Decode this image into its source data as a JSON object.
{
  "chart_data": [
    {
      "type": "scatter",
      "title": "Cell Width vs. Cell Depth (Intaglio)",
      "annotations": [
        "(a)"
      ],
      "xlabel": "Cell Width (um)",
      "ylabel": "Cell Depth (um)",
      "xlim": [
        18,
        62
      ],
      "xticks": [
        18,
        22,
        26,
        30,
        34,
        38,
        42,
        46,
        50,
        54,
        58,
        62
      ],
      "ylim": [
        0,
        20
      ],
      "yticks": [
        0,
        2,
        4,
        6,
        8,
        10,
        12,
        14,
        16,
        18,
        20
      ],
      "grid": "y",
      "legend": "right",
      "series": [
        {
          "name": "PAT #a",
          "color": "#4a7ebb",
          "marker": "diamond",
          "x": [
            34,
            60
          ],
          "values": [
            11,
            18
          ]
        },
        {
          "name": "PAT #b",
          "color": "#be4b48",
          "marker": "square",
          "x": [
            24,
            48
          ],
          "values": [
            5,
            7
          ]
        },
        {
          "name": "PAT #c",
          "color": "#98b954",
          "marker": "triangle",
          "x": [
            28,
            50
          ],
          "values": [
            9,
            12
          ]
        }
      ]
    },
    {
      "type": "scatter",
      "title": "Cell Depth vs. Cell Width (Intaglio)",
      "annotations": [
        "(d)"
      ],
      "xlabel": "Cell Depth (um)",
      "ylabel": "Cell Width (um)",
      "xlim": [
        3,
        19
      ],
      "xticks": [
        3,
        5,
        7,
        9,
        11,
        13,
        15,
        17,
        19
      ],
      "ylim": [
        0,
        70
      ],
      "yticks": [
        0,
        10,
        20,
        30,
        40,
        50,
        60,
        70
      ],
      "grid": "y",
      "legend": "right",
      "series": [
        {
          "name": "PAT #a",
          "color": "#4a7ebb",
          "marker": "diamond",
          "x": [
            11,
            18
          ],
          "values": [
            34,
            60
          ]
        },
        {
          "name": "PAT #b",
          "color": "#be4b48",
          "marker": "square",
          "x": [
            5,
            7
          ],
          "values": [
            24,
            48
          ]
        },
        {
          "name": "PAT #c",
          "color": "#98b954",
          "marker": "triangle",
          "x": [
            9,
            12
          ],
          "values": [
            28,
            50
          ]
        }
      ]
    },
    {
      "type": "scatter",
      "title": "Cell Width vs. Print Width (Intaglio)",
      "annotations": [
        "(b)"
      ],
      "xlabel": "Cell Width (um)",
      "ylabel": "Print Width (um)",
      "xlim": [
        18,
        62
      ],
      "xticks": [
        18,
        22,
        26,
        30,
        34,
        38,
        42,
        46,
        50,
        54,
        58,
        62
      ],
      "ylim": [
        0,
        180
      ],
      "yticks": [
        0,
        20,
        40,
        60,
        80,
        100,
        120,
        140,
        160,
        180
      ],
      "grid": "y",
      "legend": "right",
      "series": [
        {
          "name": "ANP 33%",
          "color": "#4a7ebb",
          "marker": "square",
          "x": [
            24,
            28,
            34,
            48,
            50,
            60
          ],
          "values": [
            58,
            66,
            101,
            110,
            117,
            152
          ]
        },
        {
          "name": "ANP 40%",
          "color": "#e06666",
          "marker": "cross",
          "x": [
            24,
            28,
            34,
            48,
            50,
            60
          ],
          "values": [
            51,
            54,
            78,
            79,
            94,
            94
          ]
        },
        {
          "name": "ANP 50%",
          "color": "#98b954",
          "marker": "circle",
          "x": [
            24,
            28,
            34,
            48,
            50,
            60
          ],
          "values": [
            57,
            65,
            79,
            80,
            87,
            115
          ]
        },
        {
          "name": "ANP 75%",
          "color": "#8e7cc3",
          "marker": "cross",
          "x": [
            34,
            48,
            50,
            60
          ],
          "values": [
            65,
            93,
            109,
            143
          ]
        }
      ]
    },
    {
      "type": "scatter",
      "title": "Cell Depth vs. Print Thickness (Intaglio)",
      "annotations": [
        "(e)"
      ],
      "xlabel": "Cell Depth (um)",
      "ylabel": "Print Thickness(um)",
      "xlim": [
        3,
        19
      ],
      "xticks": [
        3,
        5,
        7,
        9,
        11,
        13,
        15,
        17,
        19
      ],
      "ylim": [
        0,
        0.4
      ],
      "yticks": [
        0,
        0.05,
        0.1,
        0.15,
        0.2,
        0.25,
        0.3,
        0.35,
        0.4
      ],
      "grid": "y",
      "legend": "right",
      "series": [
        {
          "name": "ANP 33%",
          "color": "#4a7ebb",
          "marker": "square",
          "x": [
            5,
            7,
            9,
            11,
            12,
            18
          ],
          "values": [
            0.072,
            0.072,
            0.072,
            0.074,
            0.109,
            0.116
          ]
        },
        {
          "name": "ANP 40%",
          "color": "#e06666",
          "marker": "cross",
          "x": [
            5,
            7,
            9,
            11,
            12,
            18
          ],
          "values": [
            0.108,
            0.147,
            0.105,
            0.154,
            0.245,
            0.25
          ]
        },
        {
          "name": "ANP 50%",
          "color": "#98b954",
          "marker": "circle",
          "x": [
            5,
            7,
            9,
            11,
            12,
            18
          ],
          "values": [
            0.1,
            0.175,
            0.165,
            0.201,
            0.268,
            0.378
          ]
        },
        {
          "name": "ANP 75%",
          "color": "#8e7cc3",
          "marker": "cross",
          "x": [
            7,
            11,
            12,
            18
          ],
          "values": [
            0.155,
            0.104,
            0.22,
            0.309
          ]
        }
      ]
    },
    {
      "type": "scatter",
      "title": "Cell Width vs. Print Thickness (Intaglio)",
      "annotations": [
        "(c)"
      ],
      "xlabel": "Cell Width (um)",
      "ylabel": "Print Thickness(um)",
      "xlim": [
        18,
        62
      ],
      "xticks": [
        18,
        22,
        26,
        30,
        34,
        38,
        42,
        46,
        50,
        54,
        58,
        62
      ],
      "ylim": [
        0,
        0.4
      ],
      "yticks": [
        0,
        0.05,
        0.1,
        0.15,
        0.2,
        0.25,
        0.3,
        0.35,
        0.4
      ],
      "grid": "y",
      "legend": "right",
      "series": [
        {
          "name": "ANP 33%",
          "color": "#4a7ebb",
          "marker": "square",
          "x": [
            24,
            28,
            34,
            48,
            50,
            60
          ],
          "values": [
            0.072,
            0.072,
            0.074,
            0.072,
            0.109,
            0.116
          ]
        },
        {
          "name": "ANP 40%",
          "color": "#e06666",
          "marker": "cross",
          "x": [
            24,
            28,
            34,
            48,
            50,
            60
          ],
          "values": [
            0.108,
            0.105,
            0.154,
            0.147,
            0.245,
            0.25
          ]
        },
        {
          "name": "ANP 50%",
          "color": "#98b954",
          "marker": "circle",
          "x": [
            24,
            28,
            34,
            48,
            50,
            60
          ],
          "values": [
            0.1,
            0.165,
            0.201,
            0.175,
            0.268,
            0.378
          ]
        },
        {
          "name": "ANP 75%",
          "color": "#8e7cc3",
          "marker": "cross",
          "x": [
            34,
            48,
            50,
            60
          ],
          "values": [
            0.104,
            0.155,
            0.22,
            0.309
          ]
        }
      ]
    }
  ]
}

◆ ◆ ◆ ◆ ◆

• _Stated goal_
Go through the listing and print each line exactly as it appears.

• _Written answer_
Decode this image into its source data as a JSON object.
{
  "chart_data": [
    {
      "type": "scatter",
      "title": "Cell Width vs. Cell Depth (Intaglio)",
      "annotations": [
        "(a)"
      ],
      "xlabel": "Cell Width (um)",
      "ylabel": "Cell Depth (um)",
      "xlim": [
        18,
        62
      ],
      "xticks": [
        18,
        22,
        26,
        30,
        34,
        38,
        42,
        46,
        50,
        54,
        58,
        62
      ],
      "ylim": [
        0,
        20
      ],
      "yticks": [
        0,
        2,
        4,
        6,
        8,
        10,
        12,
        14,
        16,
        18,
        20
      ],
      "grid": "y",
      "legend": "right",
      "series": [
        {
          "name": "PAT #a",
          "color": "#4a7ebb",
          "marker": "diamond",
          "x": [
            34,
            60
          ],
          "values": [
            11,
            18
          ]
        },
        {
          "name": "PAT #b",
          "color": "#be4b48",
          "marker": "square",
          "x": [
            24,
            48
          ],
          "values": [
            5,
            7
          ]
        },
        {
          "name": "PAT #c",
          "color": "#98b954",
          "marker": "triangle",
          "x": [
            28,
            50
          ],
          "values": [
            9,
            12
          ]
        }
      ]
    },
    {
      "type": "scatter",
      "title": "Cell Depth vs. Cell Width (Intaglio)",
      "annotations": [
        "(d)"
      ],
      "xlabel": "Cell Depth (um)",
      "ylabel": "Cell Width (um)",
      "xlim": [
        3,
        19
      ],
      "xticks": [
        3,
        5,
        7,
        9,
        11,
        13,
        15,
        17,
        19
      ],
      "ylim": [
        0,
        70
      ],
      "yticks": [
        0,
        10,
        20,
        30,
        40,
        50,
        60,
        70
      ],
      "grid": "y",
      "legend": "right",
      "series": [
        {
          "name": "PAT #a",
          "color": "#4a7ebb",
          "marker": "diamond",
          "x": [
            11,
            18
          ],
          "values": [
            34,
            60
          ]
        },
        {
          "name": "PAT #b",
          "color": "#be4b48",
          "marker": "square",
          "x": [
            5,
            7
          ],
          "values": [
            24,
            48
          ]
        },
        {
          "name": "PAT #c",
          "color": "#98b954",
          "marker": "triangle",
          "x": [
            9,
            12
          ],
          "values": [
            28,
            50
          ]
        }
      ]
    },
    {
      "type": "scatter",
      "title": "Cell Width vs. Print Width (Intaglio)",
      "annotations": [
        "(b)"
      ],
      "xlabel": "Cell Width (um)",
      "ylabel": "Print Width (um)",
      "xlim": [
        18,
        62
      ],
      "xticks": [
        18,
        22,
        26,
        30,
        34,
        38,
        42,
        46,
        50,
        54,
        58,
        62
      ],
      "ylim": [
        0,
        180
      ],
      "yticks": [
        0,
        20,
        40,
        60,
        80,
        100,
        120,
        140,
        160,
        180
      ],
      "grid": "y",
      "legend": "right",
      "series": [
        {
          "name": "ANP 33%",
          "color": "#4a7ebb",
          "marker": "square",
          "x": [
            24,
            28,
            34,
            48,
            50,
            60
          ],
          "values": [
            58,
            66,
            101,
            110,
            117,
            152
          ]
        },
        {
          "name": "ANP 40%",
          "color": "#e06666",
          "marker": "cross",
          "x": [
            24,
            28,
            34,
            48,
            50,
            60
          ],
          "values": [
            51,
            54,
            78,
            79,
            94,
            94
          ]
        },
        {
          "name": "ANP 50%",
          "color": "#98b954",
          "marker": "circle",
          "x": [
            24,
            28,
            34,
            48,
            50,
            60
          ],
          "values": [
            57,
            65,
            79,
            80,
            87,
            115
          ]
        },
        {
          "name": "ANP 75%",
          "color": "#8e7cc3",
          "marker": "cross",
          "x": [
            34,
            48,
            50,
            60
          ],
          "values": [
            65,
            93,
            109,
            143
          ]
        }
      ]
    },
    {
      "type": "scatter",
      "title": "Cell Depth vs. Print Thickness (Intaglio)",
      "annotations": [
        "(e)"
      ],
      "xlabel": "Cell Depth (um)",
      "ylabel": "Print Thickness(um)",
      "xlim": [
        3,
        19
      ],
      "xticks": [
        3,
        5,
        7,
        9,
        11,
        13,
        15,
        17,
        19
      ],
      "ylim": [
        0,
        0.4
      ],
      "yticks": [
        0,
        0.05,
        0.1,
        0.15,
        0.2,
        0.25,
        0.3,
        0.35,
        0.4
      ],
      "grid": "y",
      "legend": "right",
      "series": [
        {
          "name": "ANP 33%",
          "color": "#4a7ebb",
          "marker": "square",
          "x": [
            5,
            7,
            9,
            11,
            12,
            18
          ],
          "values": [
            0.072,
            0.072,
            0.072,
            0.074,
            0.109,
            0.116
          ]
        },
        {
          "name": "ANP 40%",
          "color": "#e06666",
          "marker": "cross",
          "x": [
            5,
            7,
            9,
            11,
            12,
            18
          ],
          "values": [
            0.108,
            0.147,
            0.105,
            0.154,
            0.245,
            0.25
          ]
        },
        {
          "name": "ANP 50%",
          "color": "#98b954",
          "marker": "circle",
          "x": [
            5,
            7,
            9,
            11,
            12,
            18
          ],
          "values": [
            0.1,
            0.175,
            0.165,
            0.201,
            0.268,
            0.378
          ]
        },
        {
          "name": "ANP 75%",
          "color": "#8e7cc3",
          "marker": "cross",
          "x": [
            7,
            11,
            12,
            18
          ],
          "values": [
            0.155,
            0.104,
            0.22,
            0.309
          ]
        }
      ]
    },
    {
      "type": "scatter",
      "title": "Cell Width vs. Print Thickness (Intaglio)",
      "annotations": [
        "(c)"
      ],
      "xlabel": "Cell Width (um)",
      "ylabel": "Print Thickness(um)",
      "xlim": [
        18,
        62
      ],
      "xticks": [
        18,
        22,
        26,
        30,
        34,
        38,
        42,
        46,
        50,
        54,
        58,
        62
      ],
      "ylim": [
        0,
        0.4
      ],
      "yticks": [
        0,
        0.05,
        0.1,
        0.15,
        0.2,
        0.25,
        0.3,
        0.35,
        0.4
      ],
      "grid": "y",
      "legend": "right",
      "series": [
        {
          "name": "ANP 33%",
          "color": "#4a7ebb",
          "marker": "square",
          "x": [
            24,
            28,
            34,
            48,
            50,
            60
          ],
          "values": [
            0.072,
            0.072,
            0.074,
            0.072,
            0.109,
            0.116
          ]
        },
        {
          "name": "ANP 40%",
          "color": "#e06666",
          "marker": "cross",
          "x": [
            24,
            28,
            34,
            48,
            50,
            60
          ],
          "values": [
            0.108,
            0.105,
            0.154,
            0.147,
            0.245,
            0.25
          ]
        },
        {
          "name": "ANP 50%",
          "color": "#98b954",
          "marker": "circle",
          "x": [
            24,
            28,
            34,
            48,
            50,
            60
          ],
          "values": [
            0.1,
            0.165,
            0.201,
            0.175,
            0.268,
            0.378
          ]
        },
        {
          "name": "ANP 75%",
          "color": "#8e7cc3",
          "marker": "cross",
          "x": [
            34,
            48,
            50,
            60
          ],
          "values": [
            0.104,
            0.155,
            0.22,
            0.309
          ]
        }
      ]
    }
  ]
}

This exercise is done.